● REQUIRED WORK: Copy out every line of the records where the string "style" occurs.

=====

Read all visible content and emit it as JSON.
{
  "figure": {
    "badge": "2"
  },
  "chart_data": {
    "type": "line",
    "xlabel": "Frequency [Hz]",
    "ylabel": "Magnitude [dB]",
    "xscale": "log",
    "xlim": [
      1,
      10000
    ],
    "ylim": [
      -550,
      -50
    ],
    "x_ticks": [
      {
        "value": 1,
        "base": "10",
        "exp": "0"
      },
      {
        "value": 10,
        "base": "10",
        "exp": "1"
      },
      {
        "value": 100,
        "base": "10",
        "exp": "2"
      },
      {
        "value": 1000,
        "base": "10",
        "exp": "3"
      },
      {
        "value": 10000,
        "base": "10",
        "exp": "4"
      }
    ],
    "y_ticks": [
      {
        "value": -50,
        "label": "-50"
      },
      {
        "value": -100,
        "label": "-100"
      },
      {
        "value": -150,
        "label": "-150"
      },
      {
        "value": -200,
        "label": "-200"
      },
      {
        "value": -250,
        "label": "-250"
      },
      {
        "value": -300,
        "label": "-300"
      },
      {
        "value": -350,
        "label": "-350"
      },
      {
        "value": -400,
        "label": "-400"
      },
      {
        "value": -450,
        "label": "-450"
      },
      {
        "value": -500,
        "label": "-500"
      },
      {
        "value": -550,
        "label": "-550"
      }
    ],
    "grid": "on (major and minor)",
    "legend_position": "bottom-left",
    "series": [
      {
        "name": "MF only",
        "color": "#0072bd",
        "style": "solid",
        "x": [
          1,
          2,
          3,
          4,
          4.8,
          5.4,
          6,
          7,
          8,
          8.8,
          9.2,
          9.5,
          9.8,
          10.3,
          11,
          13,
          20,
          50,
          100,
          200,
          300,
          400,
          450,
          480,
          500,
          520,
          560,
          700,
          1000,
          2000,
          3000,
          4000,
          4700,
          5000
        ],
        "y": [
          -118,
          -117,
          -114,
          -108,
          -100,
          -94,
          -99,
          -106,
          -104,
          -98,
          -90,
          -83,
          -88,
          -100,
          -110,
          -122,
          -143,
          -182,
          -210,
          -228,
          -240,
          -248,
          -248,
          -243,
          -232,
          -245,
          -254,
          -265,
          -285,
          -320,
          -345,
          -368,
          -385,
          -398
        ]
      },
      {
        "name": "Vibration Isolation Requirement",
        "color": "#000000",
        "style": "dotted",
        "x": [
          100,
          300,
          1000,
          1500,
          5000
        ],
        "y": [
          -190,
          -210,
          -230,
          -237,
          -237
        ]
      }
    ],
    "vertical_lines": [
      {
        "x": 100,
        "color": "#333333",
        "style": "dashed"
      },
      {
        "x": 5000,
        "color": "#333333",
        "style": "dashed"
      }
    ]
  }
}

=====

● COMPLETED TASK:
        "style": "solid",
        "style": "dotted",
        "style": "dashed"
        "style": "dashed"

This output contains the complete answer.